** START OF Exercise input **

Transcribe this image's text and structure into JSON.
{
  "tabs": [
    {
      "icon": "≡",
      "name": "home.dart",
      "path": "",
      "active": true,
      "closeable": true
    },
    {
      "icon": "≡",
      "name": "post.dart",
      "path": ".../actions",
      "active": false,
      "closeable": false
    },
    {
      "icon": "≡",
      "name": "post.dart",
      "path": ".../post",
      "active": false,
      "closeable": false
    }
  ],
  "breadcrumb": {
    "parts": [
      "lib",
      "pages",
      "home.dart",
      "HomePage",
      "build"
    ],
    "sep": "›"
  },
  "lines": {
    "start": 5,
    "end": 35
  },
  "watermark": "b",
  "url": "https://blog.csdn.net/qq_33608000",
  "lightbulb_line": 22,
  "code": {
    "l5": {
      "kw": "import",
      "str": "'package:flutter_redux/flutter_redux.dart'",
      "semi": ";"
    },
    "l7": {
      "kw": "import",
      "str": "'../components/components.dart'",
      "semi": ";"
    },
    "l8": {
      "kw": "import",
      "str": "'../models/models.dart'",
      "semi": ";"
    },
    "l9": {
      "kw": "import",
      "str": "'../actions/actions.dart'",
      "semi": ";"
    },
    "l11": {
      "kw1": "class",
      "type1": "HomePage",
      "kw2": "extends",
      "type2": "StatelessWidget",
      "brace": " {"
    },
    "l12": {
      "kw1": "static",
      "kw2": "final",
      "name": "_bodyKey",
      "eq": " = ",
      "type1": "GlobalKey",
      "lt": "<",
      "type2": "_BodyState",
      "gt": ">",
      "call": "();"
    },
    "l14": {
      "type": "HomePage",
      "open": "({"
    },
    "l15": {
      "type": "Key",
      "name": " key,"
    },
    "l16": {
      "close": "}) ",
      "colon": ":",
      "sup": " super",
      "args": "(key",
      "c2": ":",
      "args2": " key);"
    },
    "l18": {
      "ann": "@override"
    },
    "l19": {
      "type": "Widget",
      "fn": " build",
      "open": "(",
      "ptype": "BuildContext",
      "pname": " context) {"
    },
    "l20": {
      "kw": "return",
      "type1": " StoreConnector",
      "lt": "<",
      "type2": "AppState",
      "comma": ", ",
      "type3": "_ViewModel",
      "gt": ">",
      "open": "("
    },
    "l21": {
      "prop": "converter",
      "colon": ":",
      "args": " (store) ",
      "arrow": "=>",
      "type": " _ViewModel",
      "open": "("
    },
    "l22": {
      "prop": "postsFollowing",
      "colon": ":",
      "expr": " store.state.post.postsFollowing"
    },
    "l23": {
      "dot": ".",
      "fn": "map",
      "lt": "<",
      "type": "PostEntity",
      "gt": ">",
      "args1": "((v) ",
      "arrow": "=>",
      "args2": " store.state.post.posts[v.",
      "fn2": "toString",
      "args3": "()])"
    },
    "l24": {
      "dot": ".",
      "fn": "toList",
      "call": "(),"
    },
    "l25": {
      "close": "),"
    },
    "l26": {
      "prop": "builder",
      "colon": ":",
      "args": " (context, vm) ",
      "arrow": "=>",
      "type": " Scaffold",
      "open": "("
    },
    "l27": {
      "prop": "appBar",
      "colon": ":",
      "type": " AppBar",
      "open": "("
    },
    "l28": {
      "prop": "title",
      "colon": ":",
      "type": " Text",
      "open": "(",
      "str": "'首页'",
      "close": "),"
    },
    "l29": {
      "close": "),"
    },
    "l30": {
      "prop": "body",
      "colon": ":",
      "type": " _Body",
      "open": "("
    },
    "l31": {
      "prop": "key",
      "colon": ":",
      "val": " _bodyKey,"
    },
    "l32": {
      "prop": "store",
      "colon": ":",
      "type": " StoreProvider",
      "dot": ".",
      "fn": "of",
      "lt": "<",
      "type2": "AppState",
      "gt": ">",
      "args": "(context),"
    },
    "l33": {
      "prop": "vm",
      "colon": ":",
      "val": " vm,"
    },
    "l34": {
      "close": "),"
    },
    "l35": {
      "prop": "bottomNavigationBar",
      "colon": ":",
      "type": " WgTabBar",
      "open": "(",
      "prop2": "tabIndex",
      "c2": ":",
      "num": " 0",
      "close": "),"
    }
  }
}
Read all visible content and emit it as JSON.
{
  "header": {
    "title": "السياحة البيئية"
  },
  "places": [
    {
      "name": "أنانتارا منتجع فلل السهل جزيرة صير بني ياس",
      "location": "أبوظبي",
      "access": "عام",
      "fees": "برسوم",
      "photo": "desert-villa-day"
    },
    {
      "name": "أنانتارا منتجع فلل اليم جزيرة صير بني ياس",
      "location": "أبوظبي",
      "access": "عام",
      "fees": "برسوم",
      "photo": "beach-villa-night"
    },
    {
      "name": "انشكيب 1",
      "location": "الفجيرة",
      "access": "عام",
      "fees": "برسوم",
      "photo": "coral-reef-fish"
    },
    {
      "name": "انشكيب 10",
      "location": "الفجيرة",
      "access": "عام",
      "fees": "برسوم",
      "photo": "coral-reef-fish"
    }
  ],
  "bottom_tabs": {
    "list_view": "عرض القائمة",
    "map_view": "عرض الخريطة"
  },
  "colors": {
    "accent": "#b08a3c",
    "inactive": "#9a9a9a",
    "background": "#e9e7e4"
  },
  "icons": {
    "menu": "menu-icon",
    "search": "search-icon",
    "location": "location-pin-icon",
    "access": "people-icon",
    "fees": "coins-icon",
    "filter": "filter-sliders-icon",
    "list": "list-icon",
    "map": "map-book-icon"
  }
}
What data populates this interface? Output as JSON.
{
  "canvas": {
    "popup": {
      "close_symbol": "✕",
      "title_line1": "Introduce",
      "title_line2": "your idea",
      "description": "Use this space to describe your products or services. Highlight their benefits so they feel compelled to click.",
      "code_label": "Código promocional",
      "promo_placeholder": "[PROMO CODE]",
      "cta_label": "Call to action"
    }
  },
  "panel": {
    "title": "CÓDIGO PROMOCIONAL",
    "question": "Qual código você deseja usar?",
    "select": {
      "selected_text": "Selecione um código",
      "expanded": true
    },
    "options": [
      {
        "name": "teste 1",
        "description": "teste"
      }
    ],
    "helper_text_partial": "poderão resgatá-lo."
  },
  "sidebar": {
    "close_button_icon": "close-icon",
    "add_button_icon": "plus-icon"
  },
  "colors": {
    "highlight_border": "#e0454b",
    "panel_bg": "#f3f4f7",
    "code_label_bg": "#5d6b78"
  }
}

** END OF Exercise input **

• What you will do: Copy the material above, line for line.

• Solution for this problem:
Transcribe this image's text and structure into JSON.
{
  "tabs": [
    {
      "icon": "≡",
      "name": "home.dart",
      "path": "",
      "active": true,
      "closeable": true
    },
    {
      "icon": "≡",
      "name": "post.dart",
      "path": ".../actions",
      "active": false,
      "closeable": false
    },
    {
      "icon": "≡",
      "name": "post.dart",
      "path": ".../post",
      "active": false,
      "closeable": false
    }
  ],
  "breadcrumb": {
    "parts": [
      "lib",
      "pages",
      "home.dart",
      "HomePage",
      "build"
    ],
    "sep": "›"
  },
  "lines": {
    "start": 5,
    "end": 35
  },
  "watermark": "b",
  "url": "https://blog.csdn.net/qq_33608000",
  "lightbulb_line": 22,
  "code": {
    "l5": {
      "kw": "import",
      "str": "'package:flutter_redux/flutter_redux.dart'",
      "semi": ";"
    },
    "l7": {
      "kw": "import",
      "str": "'../components/components.dart'",
      "semi": ";"
    },
    "l8": {
      "kw": "import",
      "str": "'../models/models.dart'",
      "semi": ";"
    },
    "l9": {
      "kw": "import",
      "str": "'../actions/actions.dart'",
      "semi": ";"
    },
    "l11": {
      "kw1": "class",
      "type1": "HomePage",
      "kw2": "extends",
      "type2": "StatelessWidget",
      "brace": " {"
    },
    "l12": {
      "kw1": "static",
      "kw2": "final",
      "name": "_bodyKey",
      "eq": " = ",
      "type1": "GlobalKey",
      "lt": "<",
      "type2": "_BodyState",
      "gt": ">",
      "call": "();"
    },
    "l14": {
      "type": "HomePage",
      "open": "({"
    },
    "l15": {
      "type": "Key",
      "name": " key,"
    },
    "l16": {
      "close": "}) ",
      "colon": ":",
      "sup": " super",
      "args": "(key",
      "c2": ":",
      "args2": " key);"
    },
    "l18": {
      "ann": "@override"
    },
    "l19": {
      "type": "Widget",
      "fn": " build",
      "open": "(",
      "ptype": "BuildContext",
      "pname": " context) {"
    },
    "l20": {
      "kw": "return",
      "type1": " StoreConnector",
      "lt": "<",
      "type2": "AppState",
      "comma": ", ",
      "type3": "_ViewModel",
      "gt": ">",
      "open": "("
    },
    "l21": {
      "prop": "converter",
      "colon": ":",
      "args": " (store) ",
      "arrow": "=>",
      "type": " _ViewModel",
      "open": "("
    },
    "l22": {
      "prop": "postsFollowing",
      "colon": ":",
      "expr": " store.state.post.postsFollowing"
    },
    "l23": {
      "dot": ".",
      "fn": "map",
      "lt": "<",
      "type": "PostEntity",
      "gt": ">",
      "args1": "((v) ",
      "arrow": "=>",
      "args2": " store.state.post.posts[v.",
      "fn2": "toString",
      "args3": "()])"
    },
    "l24": {
      "dot": ".",
      "fn": "toList",
      "call": "(),"
    },
    "l25": {
      "close": "),"
    },
    "l26": {
      "prop": "builder",
      "colon": ":",
      "args": " (context, vm) ",
      "arrow": "=>",
      "type": " Scaffold",
      "open": "("
    },
    "l27": {
      "prop": "appBar",
      "colon": ":",
      "type": " AppBar",
      "open": "("
    },
    "l28": {
      "prop": "title",
      "colon": ":",
      "type": " Text",
      "open": "(",
      "str": "'首页'",
      "close": "),"
    },
    "l29": {
      "close": "),"
    },
    "l30": {
      "prop": "body",
      "colon": ":",
      "type": " _Body",
      "open": "("
    },
    "l31": {
      "prop": "key",
      "colon": ":",
      "val": " _bodyKey,"
    },
    "l32": {
      "prop": "store",
      "colon": ":",
      "type": " StoreProvider",
      "dot": ".",
      "fn": "of",
      "lt": "<",
      "type2": "AppState",
      "gt": ">",
      "args": "(context),"
    },
    "l33": {
      "prop": "vm",
      "colon": ":",
      "val": " vm,"
    },
    "l34": {
      "close": "),"
    },
    "l35": {
      "prop": "bottomNavigationBar",
      "colon": ":",
      "type": " WgTabBar",
      "open": "(",
      "prop2": "tabIndex",
      "c2": ":",
      "num": " 0",
      "close": "),"
    }
  }
}
Read all visible content and emit it as JSON.
{
  "header": {
    "title": "السياحة البيئية"
  },
  "places": [
    {
      "name": "أنانتارا منتجع فلل السهل جزيرة صير بني ياس",
      "location": "أبوظبي",
      "access": "عام",
      "fees": "برسوم",
      "photo": "desert-villa-day"
    },
    {
      "name": "أنانتارا منتجع فلل اليم جزيرة صير بني ياس",
      "location": "أبوظبي",
      "access": "عام",
      "fees": "برسوم",
      "photo": "beach-villa-night"
    },
    {
      "name": "انشكيب 1",
      "location": "الفجيرة",
      "access": "عام",
      "fees": "برسوم",
      "photo": "coral-reef-fish"
    },
    {
      "name": "انشكيب 10",
      "location": "الفجيرة",
      "access": "عام",
      "fees": "برسوم",
      "photo": "coral-reef-fish"
    }
  ],
  "bottom_tabs": {
    "list_view": "عرض القائمة",
    "map_view": "عرض الخريطة"
  },
  "colors": {
    "accent": "#b08a3c",
    "inactive": "#9a9a9a",
    "background": "#e9e7e4"
  },
  "icons": {
    "menu": "menu-icon",
    "search": "search-icon",
    "location": "location-pin-icon",
    "access": "people-icon",
    "fees": "coins-icon",
    "filter": "filter-sliders-icon",
    "list": "list-icon",
    "map": "map-book-icon"
  }
}
What data populates this interface? Output as JSON.
{
  "canvas": {
    "popup": {
      "close_symbol": "✕",
      "title_line1": "Introduce",
      "title_line2": "your idea",
      "description": "Use this space to describe your products or services. Highlight their benefits so they feel compelled to click.",
      "code_label": "Código promocional",
      "promo_placeholder": "[PROMO CODE]",
      "cta_label": "Call to action"
    }
  },
  "panel": {
    "title": "CÓDIGO PROMOCIONAL",
    "question": "Qual código você deseja usar?",
    "select": {
      "selected_text": "Selecione um código",
      "expanded": true
    },
    "options": [
      {
        "name": "teste 1",
        "description": "teste"
      }
    ],
    "helper_text_partial": "poderão resgatá-lo."
  },
  "sidebar": {
    "close_button_icon": "close-icon",
    "add_button_icon": "plus-icon"
  },
  "colors": {
    "highlight_border": "#e0454b",
    "panel_bg": "#f3f4f7",
    "code_label_bg": "#5d6b78"
  }
}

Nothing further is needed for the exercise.